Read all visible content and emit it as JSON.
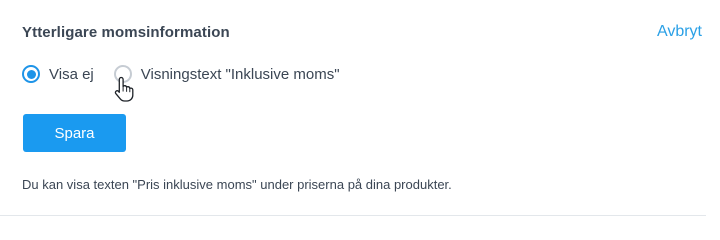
{
  "section": {
    "title": "Ytterligare momsinformation",
    "cancel_label": "Avbryt"
  },
  "radio_options": [
    {
      "label": "Visa ej",
      "checked": true
    },
    {
      "label": "Visningstext \"Inklusive moms\"",
      "checked": false
    }
  ],
  "save_button": {
    "label": "Spara"
  },
  "help_text": "Du kan visa texten \"Pris inklusive moms\" under priserna på dina produkter.",
  "colors": {
    "accent": "#1e94e8",
    "button": "#1a9af0",
    "link": "#2aa0e6",
    "text": "#3b4654"
  },
  "icons": {
    "cursor": "hand-pointer-icon"
  }
}
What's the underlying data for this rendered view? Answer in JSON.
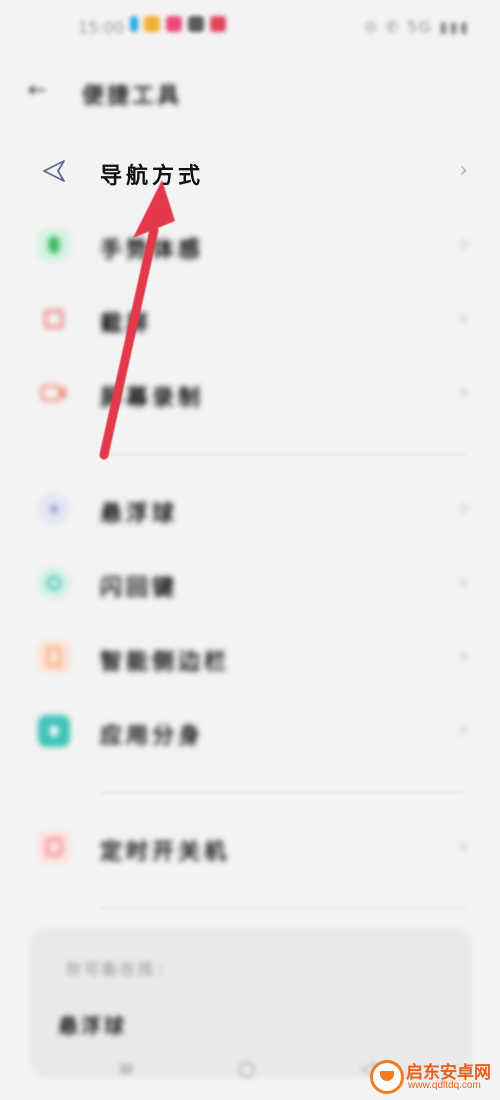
{
  "status_bar": {
    "time": "15:00",
    "right_icons": "⊙ ✆ 5G ▮▮▮"
  },
  "header": {
    "back_icon": "arrow-left-icon",
    "title": "便捷工具"
  },
  "list": {
    "items": [
      {
        "icon": "navigation-triangle-icon",
        "label": "导航方式",
        "color": "#5b6b8a"
      },
      {
        "icon": "hand-gesture-icon",
        "label": "手势体感",
        "color": "#3dbb6a"
      },
      {
        "icon": "screenshot-icon",
        "label": "截屏",
        "color": "#f06a6a"
      },
      {
        "icon": "screen-record-icon",
        "label": "屏幕录制",
        "color": "#f0806a"
      },
      {
        "icon": "floating-ball-icon",
        "label": "悬浮球",
        "color": "#8f97c9"
      },
      {
        "icon": "flash-notes-icon",
        "label": "闪回键",
        "color": "#3fbfa8"
      },
      {
        "icon": "smart-sidebar-icon",
        "label": "智能侧边栏",
        "color": "#f3a070"
      },
      {
        "icon": "app-clone-icon",
        "label": "应用分身",
        "color": "#3fc3b8"
      },
      {
        "icon": "timer-switch-icon",
        "label": "定时开关机",
        "color": "#f07a7a"
      }
    ]
  },
  "card": {
    "heading": "你可能在找：",
    "link": "悬浮球"
  },
  "navbar": {
    "menu": "≡",
    "home": "○",
    "back": "◁"
  },
  "watermark": {
    "brand": "启东安卓网",
    "url": "www.qdltdq.com"
  },
  "colors": {
    "background": "#f3f3f3",
    "arrow": "#e23848",
    "chevron": "#b5b5b5"
  }
}
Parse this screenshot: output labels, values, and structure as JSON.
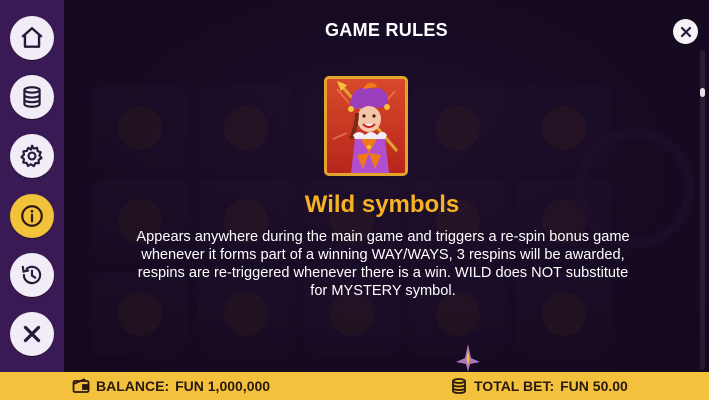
{
  "header": {
    "title": "GAME RULES"
  },
  "sidebar": {
    "items": [
      {
        "icon": "home-icon"
      },
      {
        "icon": "coins-stack-icon"
      },
      {
        "icon": "gear-icon"
      },
      {
        "icon": "info-icon",
        "active": true
      },
      {
        "icon": "history-icon"
      },
      {
        "icon": "close-icon"
      }
    ]
  },
  "content": {
    "symbol_icon": "jester-wild-symbol",
    "section_title": "Wild symbols",
    "description": "Appears anywhere during the main game and triggers a re-spin bonus game whenever it forms part of a winning WAY/WAYS, 3 respins will be awarded, respins are re-triggered whenever there is a win. WILD does NOT substitute for MYSTERY symbol."
  },
  "bottom_bar": {
    "balance_label": "BALANCE:",
    "balance_value": "FUN 1,000,000",
    "bet_label": "TOTAL BET:",
    "bet_value": "FUN 50.00"
  },
  "colors": {
    "accent": "#f5b324",
    "bar": "#f3c13c",
    "sidebar": "#3a1a55",
    "active_button": "#f2c23b"
  }
}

» Problem statement:
Repeat each entry above word for word, leaving every picture out.

» Task result:
Read all visible content and emit it as JSON.
{
  "section": {
    "title": "Ytterligare momsinformation",
    "cancel_label": "Avbryt"
  },
  "radio_options": [
    {
      "label": "Visa ej",
      "checked": true
    },
    {
      "label": "Visningstext \"Inklusive moms\"",
      "checked": false
    }
  ],
  "save_button": {
    "label": "Spara"
  },
  "help_text": "Du kan visa texten \"Pris inklusive moms\" under priserna på dina produkter.",
  "colors": {
    "accent": "#1e94e8",
    "button": "#1a9af0",
    "link": "#2aa0e6",
    "text": "#3b4654"
  },
  "icons": {
    "cursor": "hand-pointer-icon"
  }
}
What's the underlying data for this rendered view? Answer in JSON.
{
  "status_bar": {
    "time": "15:00",
    "right_icons": "⊙ ✆ 5G ▮▮▮"
  },
  "header": {
    "back_icon": "arrow-left-icon",
    "title": "便捷工具"
  },
  "list": {
    "items": [
      {
        "icon": "navigation-triangle-icon",
        "label": "导航方式",
        "color": "#5b6b8a"
      },
      {
        "icon": "hand-gesture-icon",
        "label": "手势体感",
        "color": "#3dbb6a"
      },
      {
        "icon": "screenshot-icon",
        "label": "截屏",
        "color": "#f06a6a"
      },
      {
        "icon": "screen-record-icon",
        "label": "屏幕录制",
        "color": "#f0806a"
      },
      {
        "icon": "floating-ball-icon",
        "label": "悬浮球",
        "color": "#8f97c9"
      },
      {
        "icon": "flash-notes-icon",
        "label": "闪回键",
        "color": "#3fbfa8"
      },
      {
        "icon": "smart-sidebar-icon",
        "label": "智能侧边栏",
        "color": "#f3a070"
      },
      {
        "icon": "app-clone-icon",
        "label": "应用分身",
        "color": "#3fc3b8"
      },
      {
        "icon": "timer-switch-icon",
        "label": "定时开关机",
        "color": "#f07a7a"
      }
    ]
  },
  "card": {
    "heading": "你可能在找：",
    "link": "悬浮球"
  },
  "navbar": {
    "menu": "≡",
    "home": "○",
    "back": "◁"
  },
  "watermark": {
    "brand": "启东安卓网",
    "url": "www.qdltdq.com"
  },
  "colors": {
    "background": "#f3f3f3",
    "arrow": "#e23848",
    "chevron": "#b5b5b5"
  }
}
Parse this screenshot: output labels, values, and structure as JSON.
{
  "header": {
    "title": "GAME RULES"
  },
  "sidebar": {
    "items": [
      {
        "icon": "home-icon"
      },
      {
        "icon": "coins-stack-icon"
      },
      {
        "icon": "gear-icon"
      },
      {
        "icon": "info-icon",
        "active": true
      },
      {
        "icon": "history-icon"
      },
      {
        "icon": "close-icon"
      }
    ]
  },
  "content": {
    "symbol_icon": "jester-wild-symbol",
    "section_title": "Wild symbols",
    "description": "Appears anywhere during the main game and triggers a re-spin bonus game whenever it forms part of a winning WAY/WAYS, 3 respins will be awarded, respins are re-triggered whenever there is a win. WILD does NOT substitute for MYSTERY symbol."
  },
  "bottom_bar": {
    "balance_label": "BALANCE:",
    "balance_value": "FUN 1,000,000",
    "bet_label": "TOTAL BET:",
    "bet_value": "FUN 50.00"
  },
  "colors": {
    "accent": "#f5b324",
    "bar": "#f3c13c",
    "sidebar": "#3a1a55",
    "active_button": "#f2c23b"
  }
}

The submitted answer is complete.